Start Given data
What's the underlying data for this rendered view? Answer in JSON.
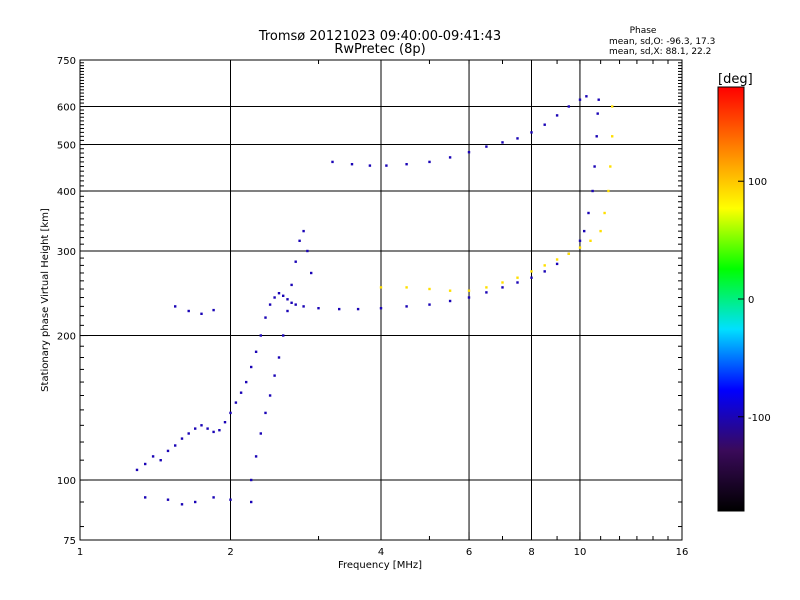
{
  "chart_data": {
    "type": "scatter",
    "title": "Tromsø 20121023 09:40:00-09:41:43",
    "subtitle": "RwPretec (8p)",
    "phase_box": {
      "heading": "Phase",
      "line_o": "mean, sd,O: -96.3, 17.3",
      "line_x": "mean, sd,X:  88.1, 22.2"
    },
    "xlabel": "Frequency [MHz]",
    "ylabel": "Stationary phase Virtual Height [km]",
    "x_scale": "log",
    "y_scale": "log",
    "xlim": [
      1,
      16
    ],
    "ylim": [
      75,
      750
    ],
    "x_ticks": [
      1,
      2,
      4,
      6,
      8,
      10,
      16
    ],
    "x_tick_labels": [
      "1",
      "2",
      "4",
      "6",
      "8",
      "10",
      "16"
    ],
    "y_ticks": [
      75,
      100,
      200,
      300,
      400,
      500,
      600,
      750
    ],
    "y_tick_labels": [
      "75",
      "100",
      "200",
      "300",
      "400",
      "500",
      "600",
      "750"
    ],
    "grid_x": [
      2,
      4,
      6,
      8,
      10
    ],
    "grid_y": [
      100,
      200,
      300,
      400,
      500,
      600
    ],
    "colorbar": {
      "unit_label": "[deg]",
      "range": [
        -180,
        180
      ],
      "ticks": [
        100,
        0,
        -100
      ],
      "tick_labels": [
        "100",
        "0",
        "-100"
      ],
      "colors": [
        "#000000",
        "#3a0a5a",
        "#0000ff",
        "#00e0ff",
        "#00ff00",
        "#ffff00",
        "#ff8000",
        "#ff0000"
      ]
    },
    "series": [
      {
        "phase_deg": -100,
        "trace_points": [
          [
            1.3,
            105
          ],
          [
            1.35,
            108
          ],
          [
            1.4,
            112
          ],
          [
            1.45,
            110
          ],
          [
            1.5,
            115
          ],
          [
            1.55,
            118
          ],
          [
            1.6,
            122
          ],
          [
            1.65,
            125
          ],
          [
            1.7,
            128
          ],
          [
            1.75,
            130
          ],
          [
            1.8,
            128
          ],
          [
            1.85,
            126
          ],
          [
            1.9,
            127
          ],
          [
            1.95,
            132
          ],
          [
            2.0,
            138
          ],
          [
            2.05,
            145
          ],
          [
            2.1,
            152
          ],
          [
            2.15,
            160
          ],
          [
            2.2,
            172
          ],
          [
            2.25,
            185
          ],
          [
            2.3,
            200
          ],
          [
            2.35,
            218
          ],
          [
            2.4,
            232
          ],
          [
            2.45,
            240
          ],
          [
            2.5,
            245
          ],
          [
            2.55,
            242
          ],
          [
            2.6,
            238
          ],
          [
            2.65,
            234
          ],
          [
            2.7,
            232
          ],
          [
            2.8,
            230
          ],
          [
            3.0,
            228
          ],
          [
            3.3,
            227
          ],
          [
            3.6,
            227
          ],
          [
            4.0,
            228
          ],
          [
            4.5,
            230
          ],
          [
            5.0,
            232
          ],
          [
            5.5,
            236
          ],
          [
            6.0,
            240
          ],
          [
            6.5,
            246
          ],
          [
            7.0,
            252
          ],
          [
            7.5,
            258
          ],
          [
            8.0,
            264
          ],
          [
            8.5,
            272
          ],
          [
            9.0,
            282
          ],
          [
            9.5,
            296
          ],
          [
            10.0,
            315
          ],
          [
            10.2,
            330
          ],
          [
            10.4,
            360
          ],
          [
            10.6,
            400
          ],
          [
            10.7,
            450
          ],
          [
            10.8,
            520
          ],
          [
            10.85,
            580
          ],
          [
            10.9,
            620
          ]
        ]
      },
      {
        "phase_deg": -100,
        "trace_points": [
          [
            3.2,
            460
          ],
          [
            3.5,
            455
          ],
          [
            3.8,
            452
          ],
          [
            4.1,
            452
          ],
          [
            4.5,
            455
          ],
          [
            5.0,
            460
          ],
          [
            5.5,
            470
          ],
          [
            6.0,
            482
          ],
          [
            6.5,
            495
          ],
          [
            7.0,
            505
          ],
          [
            7.5,
            515
          ],
          [
            8.0,
            530
          ],
          [
            8.5,
            550
          ],
          [
            9.0,
            575
          ],
          [
            9.5,
            600
          ],
          [
            10.0,
            620
          ],
          [
            10.3,
            630
          ]
        ]
      },
      {
        "phase_deg": 90,
        "trace_points": [
          [
            4.0,
            252
          ],
          [
            4.5,
            252
          ],
          [
            5.0,
            250
          ],
          [
            5.5,
            248
          ],
          [
            6.0,
            248
          ],
          [
            6.5,
            252
          ],
          [
            7.0,
            258
          ],
          [
            7.5,
            264
          ],
          [
            8.0,
            272
          ],
          [
            8.5,
            280
          ],
          [
            9.0,
            288
          ],
          [
            9.5,
            296
          ],
          [
            10.0,
            305
          ],
          [
            10.5,
            315
          ],
          [
            11.0,
            330
          ],
          [
            11.2,
            360
          ],
          [
            11.4,
            400
          ],
          [
            11.5,
            450
          ],
          [
            11.6,
            520
          ],
          [
            11.6,
            600
          ]
        ]
      },
      {
        "phase_deg": -100,
        "trace_points": [
          [
            2.2,
            100
          ],
          [
            2.25,
            112
          ],
          [
            2.3,
            125
          ],
          [
            2.35,
            138
          ],
          [
            2.4,
            150
          ],
          [
            2.45,
            165
          ],
          [
            2.5,
            180
          ],
          [
            2.55,
            200
          ],
          [
            2.6,
            225
          ],
          [
            2.65,
            255
          ],
          [
            2.7,
            285
          ],
          [
            2.75,
            315
          ],
          [
            2.8,
            330
          ],
          [
            2.85,
            300
          ],
          [
            2.9,
            270
          ]
        ]
      },
      {
        "phase_deg": -100,
        "trace_points": [
          [
            1.35,
            92
          ],
          [
            1.5,
            91
          ],
          [
            1.6,
            89
          ],
          [
            1.7,
            90
          ],
          [
            1.85,
            92
          ],
          [
            2.0,
            91
          ],
          [
            2.2,
            90
          ],
          [
            1.55,
            230
          ],
          [
            1.65,
            225
          ],
          [
            1.75,
            222
          ],
          [
            1.85,
            226
          ]
        ]
      }
    ]
  }
}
End Given data
▶ Written instruction
Restate the records above in full, word for word. Keep pictures out.

▶ Full response
What's the underlying data for this rendered view? Answer in JSON.
{
  "chart_data": {
    "type": "scatter",
    "title": "Tromsø 20121023 09:40:00-09:41:43",
    "subtitle": "RwPretec (8p)",
    "phase_box": {
      "heading": "Phase",
      "line_o": "mean, sd,O: -96.3, 17.3",
      "line_x": "mean, sd,X:  88.1, 22.2"
    },
    "xlabel": "Frequency [MHz]",
    "ylabel": "Stationary phase Virtual Height [km]",
    "x_scale": "log",
    "y_scale": "log",
    "xlim": [
      1,
      16
    ],
    "ylim": [
      75,
      750
    ],
    "x_ticks": [
      1,
      2,
      4,
      6,
      8,
      10,
      16
    ],
    "x_tick_labels": [
      "1",
      "2",
      "4",
      "6",
      "8",
      "10",
      "16"
    ],
    "y_ticks": [
      75,
      100,
      200,
      300,
      400,
      500,
      600,
      750
    ],
    "y_tick_labels": [
      "75",
      "100",
      "200",
      "300",
      "400",
      "500",
      "600",
      "750"
    ],
    "grid_x": [
      2,
      4,
      6,
      8,
      10
    ],
    "grid_y": [
      100,
      200,
      300,
      400,
      500,
      600
    ],
    "colorbar": {
      "unit_label": "[deg]",
      "range": [
        -180,
        180
      ],
      "ticks": [
        100,
        0,
        -100
      ],
      "tick_labels": [
        "100",
        "0",
        "-100"
      ],
      "colors": [
        "#000000",
        "#3a0a5a",
        "#0000ff",
        "#00e0ff",
        "#00ff00",
        "#ffff00",
        "#ff8000",
        "#ff0000"
      ]
    },
    "series": [
      {
        "phase_deg": -100,
        "trace_points": [
          [
            1.3,
            105
          ],
          [
            1.35,
            108
          ],
          [
            1.4,
            112
          ],
          [
            1.45,
            110
          ],
          [
            1.5,
            115
          ],
          [
            1.55,
            118
          ],
          [
            1.6,
            122
          ],
          [
            1.65,
            125
          ],
          [
            1.7,
            128
          ],
          [
            1.75,
            130
          ],
          [
            1.8,
            128
          ],
          [
            1.85,
            126
          ],
          [
            1.9,
            127
          ],
          [
            1.95,
            132
          ],
          [
            2.0,
            138
          ],
          [
            2.05,
            145
          ],
          [
            2.1,
            152
          ],
          [
            2.15,
            160
          ],
          [
            2.2,
            172
          ],
          [
            2.25,
            185
          ],
          [
            2.3,
            200
          ],
          [
            2.35,
            218
          ],
          [
            2.4,
            232
          ],
          [
            2.45,
            240
          ],
          [
            2.5,
            245
          ],
          [
            2.55,
            242
          ],
          [
            2.6,
            238
          ],
          [
            2.65,
            234
          ],
          [
            2.7,
            232
          ],
          [
            2.8,
            230
          ],
          [
            3.0,
            228
          ],
          [
            3.3,
            227
          ],
          [
            3.6,
            227
          ],
          [
            4.0,
            228
          ],
          [
            4.5,
            230
          ],
          [
            5.0,
            232
          ],
          [
            5.5,
            236
          ],
          [
            6.0,
            240
          ],
          [
            6.5,
            246
          ],
          [
            7.0,
            252
          ],
          [
            7.5,
            258
          ],
          [
            8.0,
            264
          ],
          [
            8.5,
            272
          ],
          [
            9.0,
            282
          ],
          [
            9.5,
            296
          ],
          [
            10.0,
            315
          ],
          [
            10.2,
            330
          ],
          [
            10.4,
            360
          ],
          [
            10.6,
            400
          ],
          [
            10.7,
            450
          ],
          [
            10.8,
            520
          ],
          [
            10.85,
            580
          ],
          [
            10.9,
            620
          ]
        ]
      },
      {
        "phase_deg": -100,
        "trace_points": [
          [
            3.2,
            460
          ],
          [
            3.5,
            455
          ],
          [
            3.8,
            452
          ],
          [
            4.1,
            452
          ],
          [
            4.5,
            455
          ],
          [
            5.0,
            460
          ],
          [
            5.5,
            470
          ],
          [
            6.0,
            482
          ],
          [
            6.5,
            495
          ],
          [
            7.0,
            505
          ],
          [
            7.5,
            515
          ],
          [
            8.0,
            530
          ],
          [
            8.5,
            550
          ],
          [
            9.0,
            575
          ],
          [
            9.5,
            600
          ],
          [
            10.0,
            620
          ],
          [
            10.3,
            630
          ]
        ]
      },
      {
        "phase_deg": 90,
        "trace_points": [
          [
            4.0,
            252
          ],
          [
            4.5,
            252
          ],
          [
            5.0,
            250
          ],
          [
            5.5,
            248
          ],
          [
            6.0,
            248
          ],
          [
            6.5,
            252
          ],
          [
            7.0,
            258
          ],
          [
            7.5,
            264
          ],
          [
            8.0,
            272
          ],
          [
            8.5,
            280
          ],
          [
            9.0,
            288
          ],
          [
            9.5,
            296
          ],
          [
            10.0,
            305
          ],
          [
            10.5,
            315
          ],
          [
            11.0,
            330
          ],
          [
            11.2,
            360
          ],
          [
            11.4,
            400
          ],
          [
            11.5,
            450
          ],
          [
            11.6,
            520
          ],
          [
            11.6,
            600
          ]
        ]
      },
      {
        "phase_deg": -100,
        "trace_points": [
          [
            2.2,
            100
          ],
          [
            2.25,
            112
          ],
          [
            2.3,
            125
          ],
          [
            2.35,
            138
          ],
          [
            2.4,
            150
          ],
          [
            2.45,
            165
          ],
          [
            2.5,
            180
          ],
          [
            2.55,
            200
          ],
          [
            2.6,
            225
          ],
          [
            2.65,
            255
          ],
          [
            2.7,
            285
          ],
          [
            2.75,
            315
          ],
          [
            2.8,
            330
          ],
          [
            2.85,
            300
          ],
          [
            2.9,
            270
          ]
        ]
      },
      {
        "phase_deg": -100,
        "trace_points": [
          [
            1.35,
            92
          ],
          [
            1.5,
            91
          ],
          [
            1.6,
            89
          ],
          [
            1.7,
            90
          ],
          [
            1.85,
            92
          ],
          [
            2.0,
            91
          ],
          [
            2.2,
            90
          ],
          [
            1.55,
            230
          ],
          [
            1.65,
            225
          ],
          [
            1.75,
            222
          ],
          [
            1.85,
            226
          ]
        ]
      }
    ]
  }
}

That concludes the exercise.